(Stored data)
* begin *
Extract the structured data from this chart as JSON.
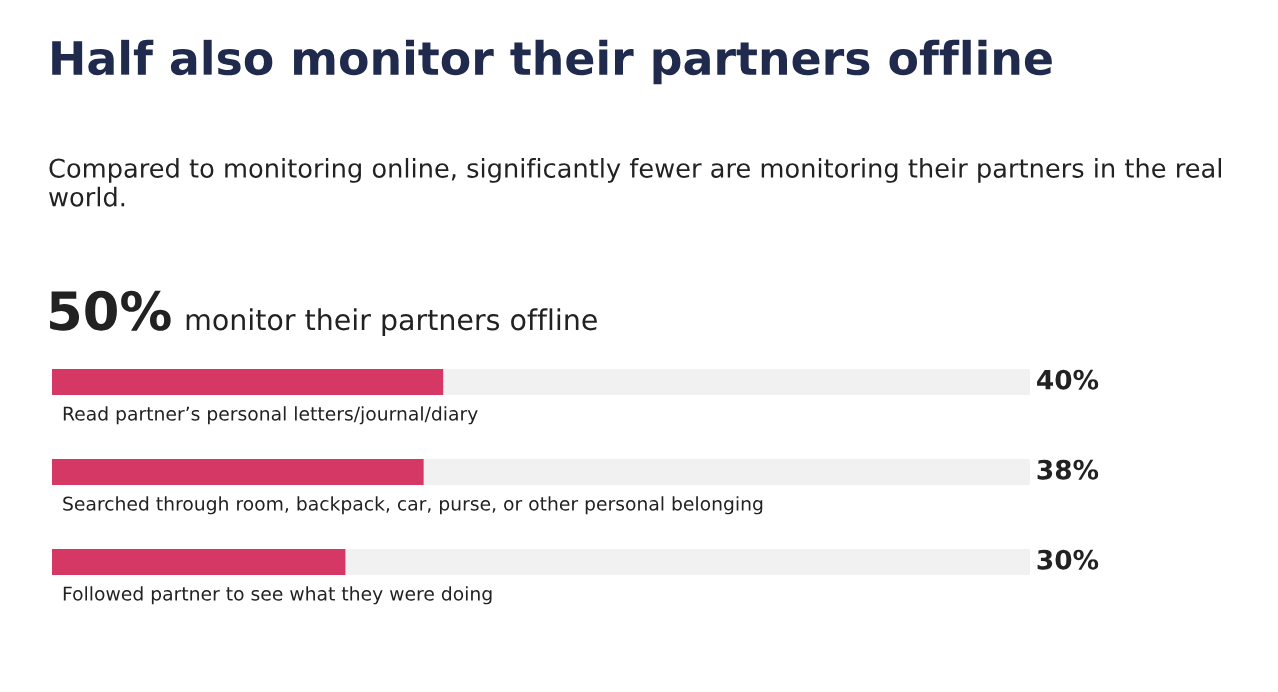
{
  "chart_data": {
    "type": "bar",
    "orientation": "horizontal",
    "title": "Half also monitor their partners offline",
    "subtitle": "Compared to monitoring online, significantly fewer are monitoring their partners in the real world.",
    "annotations": [
      "50%",
      "monitor their partners offline"
    ],
    "categories": [
      "Read partner’s personal letters/journal/diary",
      "Searched through room, backpack, car, purse, or other personal belonging",
      "Followed partner to see what they were doing"
    ],
    "values": [
      40,
      38,
      30
    ],
    "color": "#d63865",
    "xlim": [
      0,
      100
    ],
    "value_labels": [
      "40%",
      "38%",
      "30%"
    ]
  }
}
* end *
* _Problem statement_:
Restate the records above in full, word for word. Keep pictures out.

* _The completed task_:
Extract the structured data from this chart as JSON.
{
  "chart_data": {
    "type": "bar",
    "orientation": "horizontal",
    "title": "Half also monitor their partners offline",
    "subtitle": "Compared to monitoring online, significantly fewer are monitoring their partners in the real world.",
    "annotations": [
      "50%",
      "monitor their partners offline"
    ],
    "categories": [
      "Read partner’s personal letters/journal/diary",
      "Searched through room, backpack, car, purse, or other personal belonging",
      "Followed partner to see what they were doing"
    ],
    "values": [
      40,
      38,
      30
    ],
    "color": "#d63865",
    "xlim": [
      0,
      100
    ],
    "value_labels": [
      "40%",
      "38%",
      "30%"
    ]
  }
}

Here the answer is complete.